Print each entry below precisely as it reads.

Stored entries:
* * * *

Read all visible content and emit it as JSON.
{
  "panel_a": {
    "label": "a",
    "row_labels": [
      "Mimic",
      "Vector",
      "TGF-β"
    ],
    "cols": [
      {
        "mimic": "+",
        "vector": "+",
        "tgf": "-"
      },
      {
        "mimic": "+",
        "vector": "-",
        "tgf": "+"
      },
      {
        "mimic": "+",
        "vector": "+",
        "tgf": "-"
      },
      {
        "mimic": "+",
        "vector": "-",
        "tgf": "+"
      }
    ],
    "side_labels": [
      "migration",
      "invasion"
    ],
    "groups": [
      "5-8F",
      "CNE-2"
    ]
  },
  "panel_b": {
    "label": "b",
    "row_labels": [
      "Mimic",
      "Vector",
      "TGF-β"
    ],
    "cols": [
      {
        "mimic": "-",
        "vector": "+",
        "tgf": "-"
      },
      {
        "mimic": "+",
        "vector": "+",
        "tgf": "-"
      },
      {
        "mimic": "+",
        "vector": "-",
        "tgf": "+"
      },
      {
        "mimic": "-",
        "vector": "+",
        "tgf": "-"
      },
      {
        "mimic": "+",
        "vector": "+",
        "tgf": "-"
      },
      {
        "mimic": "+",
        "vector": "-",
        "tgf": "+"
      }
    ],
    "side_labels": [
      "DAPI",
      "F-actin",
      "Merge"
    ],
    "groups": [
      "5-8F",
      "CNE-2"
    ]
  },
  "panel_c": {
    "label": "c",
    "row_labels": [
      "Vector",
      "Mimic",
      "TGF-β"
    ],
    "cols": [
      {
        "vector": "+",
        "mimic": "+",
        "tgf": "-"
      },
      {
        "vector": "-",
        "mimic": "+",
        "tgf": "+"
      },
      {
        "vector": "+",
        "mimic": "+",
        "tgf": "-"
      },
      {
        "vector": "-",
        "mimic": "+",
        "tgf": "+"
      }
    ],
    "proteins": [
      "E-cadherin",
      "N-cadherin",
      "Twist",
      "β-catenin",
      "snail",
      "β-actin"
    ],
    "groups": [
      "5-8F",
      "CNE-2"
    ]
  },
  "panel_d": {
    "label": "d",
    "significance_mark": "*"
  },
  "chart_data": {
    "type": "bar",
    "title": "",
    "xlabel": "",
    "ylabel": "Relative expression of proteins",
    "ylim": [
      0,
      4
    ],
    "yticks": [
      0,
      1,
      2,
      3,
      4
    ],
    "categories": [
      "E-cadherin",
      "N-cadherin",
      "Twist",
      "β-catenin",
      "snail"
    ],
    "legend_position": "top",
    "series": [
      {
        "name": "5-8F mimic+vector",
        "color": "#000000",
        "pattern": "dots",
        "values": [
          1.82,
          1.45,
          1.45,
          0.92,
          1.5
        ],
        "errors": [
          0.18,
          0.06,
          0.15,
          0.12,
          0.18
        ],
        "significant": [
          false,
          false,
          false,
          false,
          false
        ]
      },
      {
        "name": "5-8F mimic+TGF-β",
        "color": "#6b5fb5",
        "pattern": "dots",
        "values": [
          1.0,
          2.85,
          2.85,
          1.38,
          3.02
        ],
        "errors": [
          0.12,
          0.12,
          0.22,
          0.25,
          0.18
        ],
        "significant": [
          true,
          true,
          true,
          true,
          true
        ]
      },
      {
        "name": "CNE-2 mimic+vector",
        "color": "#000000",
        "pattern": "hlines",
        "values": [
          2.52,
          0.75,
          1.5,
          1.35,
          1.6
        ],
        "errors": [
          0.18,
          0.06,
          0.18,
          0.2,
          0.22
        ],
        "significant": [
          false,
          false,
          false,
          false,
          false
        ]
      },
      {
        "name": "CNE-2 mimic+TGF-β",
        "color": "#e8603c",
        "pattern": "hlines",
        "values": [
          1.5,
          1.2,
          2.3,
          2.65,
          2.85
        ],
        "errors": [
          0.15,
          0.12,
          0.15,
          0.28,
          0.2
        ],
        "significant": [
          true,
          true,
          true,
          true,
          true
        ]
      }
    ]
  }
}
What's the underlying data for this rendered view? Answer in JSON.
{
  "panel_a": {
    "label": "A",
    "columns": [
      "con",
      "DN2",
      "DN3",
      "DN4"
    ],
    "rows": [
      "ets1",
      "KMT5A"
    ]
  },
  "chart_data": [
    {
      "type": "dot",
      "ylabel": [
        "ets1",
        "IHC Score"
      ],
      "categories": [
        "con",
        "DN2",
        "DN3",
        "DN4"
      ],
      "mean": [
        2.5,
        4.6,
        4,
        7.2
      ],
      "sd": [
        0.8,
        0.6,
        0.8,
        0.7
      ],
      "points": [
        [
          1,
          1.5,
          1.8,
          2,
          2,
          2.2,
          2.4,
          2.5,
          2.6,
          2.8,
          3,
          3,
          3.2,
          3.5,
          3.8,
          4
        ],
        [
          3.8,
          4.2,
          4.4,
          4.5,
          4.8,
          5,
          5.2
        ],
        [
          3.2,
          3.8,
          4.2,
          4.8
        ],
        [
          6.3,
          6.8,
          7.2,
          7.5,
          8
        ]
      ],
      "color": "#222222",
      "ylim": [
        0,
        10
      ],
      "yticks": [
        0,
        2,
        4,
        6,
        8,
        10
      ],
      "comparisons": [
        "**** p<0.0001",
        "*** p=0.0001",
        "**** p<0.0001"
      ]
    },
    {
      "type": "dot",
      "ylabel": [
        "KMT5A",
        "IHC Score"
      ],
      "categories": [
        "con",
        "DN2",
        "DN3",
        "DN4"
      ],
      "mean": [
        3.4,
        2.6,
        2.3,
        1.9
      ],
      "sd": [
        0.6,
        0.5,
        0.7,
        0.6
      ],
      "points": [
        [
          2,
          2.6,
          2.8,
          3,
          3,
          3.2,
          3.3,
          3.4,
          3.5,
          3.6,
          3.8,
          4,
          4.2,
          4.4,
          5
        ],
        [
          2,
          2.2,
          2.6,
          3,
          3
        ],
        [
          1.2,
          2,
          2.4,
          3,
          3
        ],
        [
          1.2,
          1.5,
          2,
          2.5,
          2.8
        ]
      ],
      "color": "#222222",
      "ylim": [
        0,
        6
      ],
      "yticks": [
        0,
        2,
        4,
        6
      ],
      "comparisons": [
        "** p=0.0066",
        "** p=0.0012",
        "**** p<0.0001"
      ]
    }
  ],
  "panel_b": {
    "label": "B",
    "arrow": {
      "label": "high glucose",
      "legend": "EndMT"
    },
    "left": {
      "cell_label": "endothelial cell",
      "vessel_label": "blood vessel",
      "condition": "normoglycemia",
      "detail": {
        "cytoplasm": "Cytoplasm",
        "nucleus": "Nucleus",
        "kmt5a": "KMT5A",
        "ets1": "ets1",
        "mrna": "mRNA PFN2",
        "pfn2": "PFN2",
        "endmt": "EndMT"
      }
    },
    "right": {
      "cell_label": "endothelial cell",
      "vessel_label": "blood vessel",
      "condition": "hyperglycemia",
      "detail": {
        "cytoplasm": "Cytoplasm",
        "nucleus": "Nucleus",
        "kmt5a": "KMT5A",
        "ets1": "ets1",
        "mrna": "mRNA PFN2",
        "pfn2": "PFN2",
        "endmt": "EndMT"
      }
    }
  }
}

* * * *

» Response:
Read all visible content and emit it as JSON.
{
  "panel_a": {
    "label": "a",
    "row_labels": [
      "Mimic",
      "Vector",
      "TGF-β"
    ],
    "cols": [
      {
        "mimic": "+",
        "vector": "+",
        "tgf": "-"
      },
      {
        "mimic": "+",
        "vector": "-",
        "tgf": "+"
      },
      {
        "mimic": "+",
        "vector": "+",
        "tgf": "-"
      },
      {
        "mimic": "+",
        "vector": "-",
        "tgf": "+"
      }
    ],
    "side_labels": [
      "migration",
      "invasion"
    ],
    "groups": [
      "5-8F",
      "CNE-2"
    ]
  },
  "panel_b": {
    "label": "b",
    "row_labels": [
      "Mimic",
      "Vector",
      "TGF-β"
    ],
    "cols": [
      {
        "mimic": "-",
        "vector": "+",
        "tgf": "-"
      },
      {
        "mimic": "+",
        "vector": "+",
        "tgf": "-"
      },
      {
        "mimic": "+",
        "vector": "-",
        "tgf": "+"
      },
      {
        "mimic": "-",
        "vector": "+",
        "tgf": "-"
      },
      {
        "mimic": "+",
        "vector": "+",
        "tgf": "-"
      },
      {
        "mimic": "+",
        "vector": "-",
        "tgf": "+"
      }
    ],
    "side_labels": [
      "DAPI",
      "F-actin",
      "Merge"
    ],
    "groups": [
      "5-8F",
      "CNE-2"
    ]
  },
  "panel_c": {
    "label": "c",
    "row_labels": [
      "Vector",
      "Mimic",
      "TGF-β"
    ],
    "cols": [
      {
        "vector": "+",
        "mimic": "+",
        "tgf": "-"
      },
      {
        "vector": "-",
        "mimic": "+",
        "tgf": "+"
      },
      {
        "vector": "+",
        "mimic": "+",
        "tgf": "-"
      },
      {
        "vector": "-",
        "mimic": "+",
        "tgf": "+"
      }
    ],
    "proteins": [
      "E-cadherin",
      "N-cadherin",
      "Twist",
      "β-catenin",
      "snail",
      "β-actin"
    ],
    "groups": [
      "5-8F",
      "CNE-2"
    ]
  },
  "panel_d": {
    "label": "d",
    "significance_mark": "*"
  },
  "chart_data": {
    "type": "bar",
    "title": "",
    "xlabel": "",
    "ylabel": "Relative expression of proteins",
    "ylim": [
      0,
      4
    ],
    "yticks": [
      0,
      1,
      2,
      3,
      4
    ],
    "categories": [
      "E-cadherin",
      "N-cadherin",
      "Twist",
      "β-catenin",
      "snail"
    ],
    "legend_position": "top",
    "series": [
      {
        "name": "5-8F mimic+vector",
        "color": "#000000",
        "pattern": "dots",
        "values": [
          1.82,
          1.45,
          1.45,
          0.92,
          1.5
        ],
        "errors": [
          0.18,
          0.06,
          0.15,
          0.12,
          0.18
        ],
        "significant": [
          false,
          false,
          false,
          false,
          false
        ]
      },
      {
        "name": "5-8F mimic+TGF-β",
        "color": "#6b5fb5",
        "pattern": "dots",
        "values": [
          1.0,
          2.85,
          2.85,
          1.38,
          3.02
        ],
        "errors": [
          0.12,
          0.12,
          0.22,
          0.25,
          0.18
        ],
        "significant": [
          true,
          true,
          true,
          true,
          true
        ]
      },
      {
        "name": "CNE-2 mimic+vector",
        "color": "#000000",
        "pattern": "hlines",
        "values": [
          2.52,
          0.75,
          1.5,
          1.35,
          1.6
        ],
        "errors": [
          0.18,
          0.06,
          0.18,
          0.2,
          0.22
        ],
        "significant": [
          false,
          false,
          false,
          false,
          false
        ]
      },
      {
        "name": "CNE-2 mimic+TGF-β",
        "color": "#e8603c",
        "pattern": "hlines",
        "values": [
          1.5,
          1.2,
          2.3,
          2.65,
          2.85
        ],
        "errors": [
          0.15,
          0.12,
          0.15,
          0.28,
          0.2
        ],
        "significant": [
          true,
          true,
          true,
          true,
          true
        ]
      }
    ]
  }
}
What's the underlying data for this rendered view? Answer in JSON.
{
  "panel_a": {
    "label": "A",
    "columns": [
      "con",
      "DN2",
      "DN3",
      "DN4"
    ],
    "rows": [
      "ets1",
      "KMT5A"
    ]
  },
  "chart_data": [
    {
      "type": "dot",
      "ylabel": [
        "ets1",
        "IHC Score"
      ],
      "categories": [
        "con",
        "DN2",
        "DN3",
        "DN4"
      ],
      "mean": [
        2.5,
        4.6,
        4,
        7.2
      ],
      "sd": [
        0.8,
        0.6,
        0.8,
        0.7
      ],
      "points": [
        [
          1,
          1.5,
          1.8,
          2,
          2,
          2.2,
          2.4,
          2.5,
          2.6,
          2.8,
          3,
          3,
          3.2,
          3.5,
          3.8,
          4
        ],
        [
          3.8,
          4.2,
          4.4,
          4.5,
          4.8,
          5,
          5.2
        ],
        [
          3.2,
          3.8,
          4.2,
          4.8
        ],
        [
          6.3,
          6.8,
          7.2,
          7.5,
          8
        ]
      ],
      "color": "#222222",
      "ylim": [
        0,
        10
      ],
      "yticks": [
        0,
        2,
        4,
        6,
        8,
        10
      ],
      "comparisons": [
        "**** p<0.0001",
        "*** p=0.0001",
        "**** p<0.0001"
      ]
    },
    {
      "type": "dot",
      "ylabel": [
        "KMT5A",
        "IHC Score"
      ],
      "categories": [
        "con",
        "DN2",
        "DN3",
        "DN4"
      ],
      "mean": [
        3.4,
        2.6,
        2.3,
        1.9
      ],
      "sd": [
        0.6,
        0.5,
        0.7,
        0.6
      ],
      "points": [
        [
          2,
          2.6,
          2.8,
          3,
          3,
          3.2,
          3.3,
          3.4,
          3.5,
          3.6,
          3.8,
          4,
          4.2,
          4.4,
          5
        ],
        [
          2,
          2.2,
          2.6,
          3,
          3
        ],
        [
          1.2,
          2,
          2.4,
          3,
          3
        ],
        [
          1.2,
          1.5,
          2,
          2.5,
          2.8
        ]
      ],
      "color": "#222222",
      "ylim": [
        0,
        6
      ],
      "yticks": [
        0,
        2,
        4,
        6
      ],
      "comparisons": [
        "** p=0.0066",
        "** p=0.0012",
        "**** p<0.0001"
      ]
    }
  ],
  "panel_b": {
    "label": "B",
    "arrow": {
      "label": "high glucose",
      "legend": "EndMT"
    },
    "left": {
      "cell_label": "endothelial cell",
      "vessel_label": "blood vessel",
      "condition": "normoglycemia",
      "detail": {
        "cytoplasm": "Cytoplasm",
        "nucleus": "Nucleus",
        "kmt5a": "KMT5A",
        "ets1": "ets1",
        "mrna": "mRNA PFN2",
        "pfn2": "PFN2",
        "endmt": "EndMT"
      }
    },
    "right": {
      "cell_label": "endothelial cell",
      "vessel_label": "blood vessel",
      "condition": "hyperglycemia",
      "detail": {
        "cytoplasm": "Cytoplasm",
        "nucleus": "Nucleus",
        "kmt5a": "KMT5A",
        "ets1": "ets1",
        "mrna": "mRNA PFN2",
        "pfn2": "PFN2",
        "endmt": "EndMT"
      }
    }
  }
}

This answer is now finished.